> _REQUIRED TASK_:
Your task is to retype each line of the data below exactly.

> _RECORDS FOR PROCESSING_:
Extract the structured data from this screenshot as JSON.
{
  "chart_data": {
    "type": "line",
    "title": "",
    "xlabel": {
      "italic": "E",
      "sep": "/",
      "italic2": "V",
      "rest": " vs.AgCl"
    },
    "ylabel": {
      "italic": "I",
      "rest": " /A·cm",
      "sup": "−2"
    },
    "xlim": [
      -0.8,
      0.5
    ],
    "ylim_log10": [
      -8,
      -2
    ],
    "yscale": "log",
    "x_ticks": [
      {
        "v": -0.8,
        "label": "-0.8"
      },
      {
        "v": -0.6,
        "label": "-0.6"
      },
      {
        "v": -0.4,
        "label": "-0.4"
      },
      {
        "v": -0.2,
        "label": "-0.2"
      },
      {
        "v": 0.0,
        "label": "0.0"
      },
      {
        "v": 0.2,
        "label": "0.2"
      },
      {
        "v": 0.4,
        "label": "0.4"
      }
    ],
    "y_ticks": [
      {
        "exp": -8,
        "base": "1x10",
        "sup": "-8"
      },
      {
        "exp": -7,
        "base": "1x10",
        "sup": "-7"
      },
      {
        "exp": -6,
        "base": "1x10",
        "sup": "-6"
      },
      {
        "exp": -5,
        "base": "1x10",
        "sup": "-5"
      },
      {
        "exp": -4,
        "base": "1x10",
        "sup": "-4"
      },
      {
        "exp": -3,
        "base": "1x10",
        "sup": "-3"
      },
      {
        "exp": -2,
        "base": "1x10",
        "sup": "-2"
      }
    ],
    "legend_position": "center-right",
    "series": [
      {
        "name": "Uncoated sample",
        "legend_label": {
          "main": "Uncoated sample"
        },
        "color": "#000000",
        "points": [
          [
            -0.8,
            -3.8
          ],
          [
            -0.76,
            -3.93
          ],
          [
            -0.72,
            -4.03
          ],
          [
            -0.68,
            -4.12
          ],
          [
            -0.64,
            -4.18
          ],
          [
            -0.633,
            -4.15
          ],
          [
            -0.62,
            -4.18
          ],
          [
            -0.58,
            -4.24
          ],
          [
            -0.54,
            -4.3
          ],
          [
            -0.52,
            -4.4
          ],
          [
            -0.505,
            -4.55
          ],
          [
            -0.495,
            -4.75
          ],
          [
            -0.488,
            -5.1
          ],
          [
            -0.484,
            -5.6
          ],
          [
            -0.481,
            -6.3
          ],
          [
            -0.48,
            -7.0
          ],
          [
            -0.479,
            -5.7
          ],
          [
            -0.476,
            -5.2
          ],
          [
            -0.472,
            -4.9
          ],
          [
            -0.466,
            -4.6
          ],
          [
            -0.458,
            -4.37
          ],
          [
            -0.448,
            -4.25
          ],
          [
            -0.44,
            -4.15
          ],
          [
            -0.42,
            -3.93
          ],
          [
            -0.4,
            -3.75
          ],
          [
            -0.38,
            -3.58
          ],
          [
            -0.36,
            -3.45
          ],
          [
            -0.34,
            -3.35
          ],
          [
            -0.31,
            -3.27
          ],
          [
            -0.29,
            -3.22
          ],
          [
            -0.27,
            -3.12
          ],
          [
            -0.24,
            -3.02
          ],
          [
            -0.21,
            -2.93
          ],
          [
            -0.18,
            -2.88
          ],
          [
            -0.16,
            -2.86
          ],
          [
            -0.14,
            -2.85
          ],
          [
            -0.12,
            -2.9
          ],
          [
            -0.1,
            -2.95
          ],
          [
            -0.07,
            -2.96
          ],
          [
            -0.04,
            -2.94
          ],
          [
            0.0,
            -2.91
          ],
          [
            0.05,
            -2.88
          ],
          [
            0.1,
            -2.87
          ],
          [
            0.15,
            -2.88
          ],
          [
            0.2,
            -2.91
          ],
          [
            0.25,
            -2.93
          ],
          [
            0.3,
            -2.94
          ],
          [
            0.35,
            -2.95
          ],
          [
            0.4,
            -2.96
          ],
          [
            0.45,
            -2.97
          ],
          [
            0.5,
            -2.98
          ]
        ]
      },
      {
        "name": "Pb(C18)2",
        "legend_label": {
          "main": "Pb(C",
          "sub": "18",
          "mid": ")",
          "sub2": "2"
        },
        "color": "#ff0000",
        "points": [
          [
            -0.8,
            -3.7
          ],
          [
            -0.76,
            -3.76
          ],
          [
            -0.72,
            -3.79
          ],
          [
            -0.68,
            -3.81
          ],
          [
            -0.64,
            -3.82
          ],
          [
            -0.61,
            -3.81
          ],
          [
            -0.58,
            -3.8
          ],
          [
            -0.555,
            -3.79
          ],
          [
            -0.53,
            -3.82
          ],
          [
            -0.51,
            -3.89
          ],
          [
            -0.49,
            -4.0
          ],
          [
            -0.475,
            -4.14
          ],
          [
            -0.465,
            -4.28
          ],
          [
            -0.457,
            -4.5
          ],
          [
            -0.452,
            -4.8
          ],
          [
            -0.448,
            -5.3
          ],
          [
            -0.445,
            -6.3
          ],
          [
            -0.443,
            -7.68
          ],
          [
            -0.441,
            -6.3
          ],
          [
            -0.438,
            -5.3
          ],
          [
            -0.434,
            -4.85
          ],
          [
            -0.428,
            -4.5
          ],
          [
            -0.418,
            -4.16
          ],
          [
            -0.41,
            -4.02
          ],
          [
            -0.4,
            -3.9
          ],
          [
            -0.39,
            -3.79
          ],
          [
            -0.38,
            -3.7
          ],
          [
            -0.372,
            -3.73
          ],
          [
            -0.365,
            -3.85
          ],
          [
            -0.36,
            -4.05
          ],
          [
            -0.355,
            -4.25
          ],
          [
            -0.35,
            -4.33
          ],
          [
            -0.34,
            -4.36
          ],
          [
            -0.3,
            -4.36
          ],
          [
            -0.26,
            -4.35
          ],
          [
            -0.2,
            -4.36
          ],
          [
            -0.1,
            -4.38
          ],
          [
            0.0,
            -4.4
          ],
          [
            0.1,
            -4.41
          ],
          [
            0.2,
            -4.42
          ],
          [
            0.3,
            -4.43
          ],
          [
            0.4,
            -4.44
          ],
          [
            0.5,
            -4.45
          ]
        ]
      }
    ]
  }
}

> _TASK RESPONSE_:
Extract the structured data from this screenshot as JSON.
{
  "chart_data": {
    "type": "line",
    "title": "",
    "xlabel": {
      "italic": "E",
      "sep": "/",
      "italic2": "V",
      "rest": " vs.AgCl"
    },
    "ylabel": {
      "italic": "I",
      "rest": " /A·cm",
      "sup": "−2"
    },
    "xlim": [
      -0.8,
      0.5
    ],
    "ylim_log10": [
      -8,
      -2
    ],
    "yscale": "log",
    "x_ticks": [
      {
        "v": -0.8,
        "label": "-0.8"
      },
      {
        "v": -0.6,
        "label": "-0.6"
      },
      {
        "v": -0.4,
        "label": "-0.4"
      },
      {
        "v": -0.2,
        "label": "-0.2"
      },
      {
        "v": 0.0,
        "label": "0.0"
      },
      {
        "v": 0.2,
        "label": "0.2"
      },
      {
        "v": 0.4,
        "label": "0.4"
      }
    ],
    "y_ticks": [
      {
        "exp": -8,
        "base": "1x10",
        "sup": "-8"
      },
      {
        "exp": -7,
        "base": "1x10",
        "sup": "-7"
      },
      {
        "exp": -6,
        "base": "1x10",
        "sup": "-6"
      },
      {
        "exp": -5,
        "base": "1x10",
        "sup": "-5"
      },
      {
        "exp": -4,
        "base": "1x10",
        "sup": "-4"
      },
      {
        "exp": -3,
        "base": "1x10",
        "sup": "-3"
      },
      {
        "exp": -2,
        "base": "1x10",
        "sup": "-2"
      }
    ],
    "legend_position": "center-right",
    "series": [
      {
        "name": "Uncoated sample",
        "legend_label": {
          "main": "Uncoated sample"
        },
        "color": "#000000",
        "points": [
          [
            -0.8,
            -3.8
          ],
          [
            -0.76,
            -3.93
          ],
          [
            -0.72,
            -4.03
          ],
          [
            -0.68,
            -4.12
          ],
          [
            -0.64,
            -4.18
          ],
          [
            -0.633,
            -4.15
          ],
          [
            -0.62,
            -4.18
          ],
          [
            -0.58,
            -4.24
          ],
          [
            -0.54,
            -4.3
          ],
          [
            -0.52,
            -4.4
          ],
          [
            -0.505,
            -4.55
          ],
          [
            -0.495,
            -4.75
          ],
          [
            -0.488,
            -5.1
          ],
          [
            -0.484,
            -5.6
          ],
          [
            -0.481,
            -6.3
          ],
          [
            -0.48,
            -7.0
          ],
          [
            -0.479,
            -5.7
          ],
          [
            -0.476,
            -5.2
          ],
          [
            -0.472,
            -4.9
          ],
          [
            -0.466,
            -4.6
          ],
          [
            -0.458,
            -4.37
          ],
          [
            -0.448,
            -4.25
          ],
          [
            -0.44,
            -4.15
          ],
          [
            -0.42,
            -3.93
          ],
          [
            -0.4,
            -3.75
          ],
          [
            -0.38,
            -3.58
          ],
          [
            -0.36,
            -3.45
          ],
          [
            -0.34,
            -3.35
          ],
          [
            -0.31,
            -3.27
          ],
          [
            -0.29,
            -3.22
          ],
          [
            -0.27,
            -3.12
          ],
          [
            -0.24,
            -3.02
          ],
          [
            -0.21,
            -2.93
          ],
          [
            -0.18,
            -2.88
          ],
          [
            -0.16,
            -2.86
          ],
          [
            -0.14,
            -2.85
          ],
          [
            -0.12,
            -2.9
          ],
          [
            -0.1,
            -2.95
          ],
          [
            -0.07,
            -2.96
          ],
          [
            -0.04,
            -2.94
          ],
          [
            0.0,
            -2.91
          ],
          [
            0.05,
            -2.88
          ],
          [
            0.1,
            -2.87
          ],
          [
            0.15,
            -2.88
          ],
          [
            0.2,
            -2.91
          ],
          [
            0.25,
            -2.93
          ],
          [
            0.3,
            -2.94
          ],
          [
            0.35,
            -2.95
          ],
          [
            0.4,
            -2.96
          ],
          [
            0.45,
            -2.97
          ],
          [
            0.5,
            -2.98
          ]
        ]
      },
      {
        "name": "Pb(C18)2",
        "legend_label": {
          "main": "Pb(C",
          "sub": "18",
          "mid": ")",
          "sub2": "2"
        },
        "color": "#ff0000",
        "points": [
          [
            -0.8,
            -3.7
          ],
          [
            -0.76,
            -3.76
          ],
          [
            -0.72,
            -3.79
          ],
          [
            -0.68,
            -3.81
          ],
          [
            -0.64,
            -3.82
          ],
          [
            -0.61,
            -3.81
          ],
          [
            -0.58,
            -3.8
          ],
          [
            -0.555,
            -3.79
          ],
          [
            -0.53,
            -3.82
          ],
          [
            -0.51,
            -3.89
          ],
          [
            -0.49,
            -4.0
          ],
          [
            -0.475,
            -4.14
          ],
          [
            -0.465,
            -4.28
          ],
          [
            -0.457,
            -4.5
          ],
          [
            -0.452,
            -4.8
          ],
          [
            -0.448,
            -5.3
          ],
          [
            -0.445,
            -6.3
          ],
          [
            -0.443,
            -7.68
          ],
          [
            -0.441,
            -6.3
          ],
          [
            -0.438,
            -5.3
          ],
          [
            -0.434,
            -4.85
          ],
          [
            -0.428,
            -4.5
          ],
          [
            -0.418,
            -4.16
          ],
          [
            -0.41,
            -4.02
          ],
          [
            -0.4,
            -3.9
          ],
          [
            -0.39,
            -3.79
          ],
          [
            -0.38,
            -3.7
          ],
          [
            -0.372,
            -3.73
          ],
          [
            -0.365,
            -3.85
          ],
          [
            -0.36,
            -4.05
          ],
          [
            -0.355,
            -4.25
          ],
          [
            -0.35,
            -4.33
          ],
          [
            -0.34,
            -4.36
          ],
          [
            -0.3,
            -4.36
          ],
          [
            -0.26,
            -4.35
          ],
          [
            -0.2,
            -4.36
          ],
          [
            -0.1,
            -4.38
          ],
          [
            0.0,
            -4.4
          ],
          [
            0.1,
            -4.41
          ],
          [
            0.2,
            -4.42
          ],
          [
            0.3,
            -4.43
          ],
          [
            0.4,
            -4.44
          ],
          [
            0.5,
            -4.45
          ]
        ]
      }
    ]
  }
}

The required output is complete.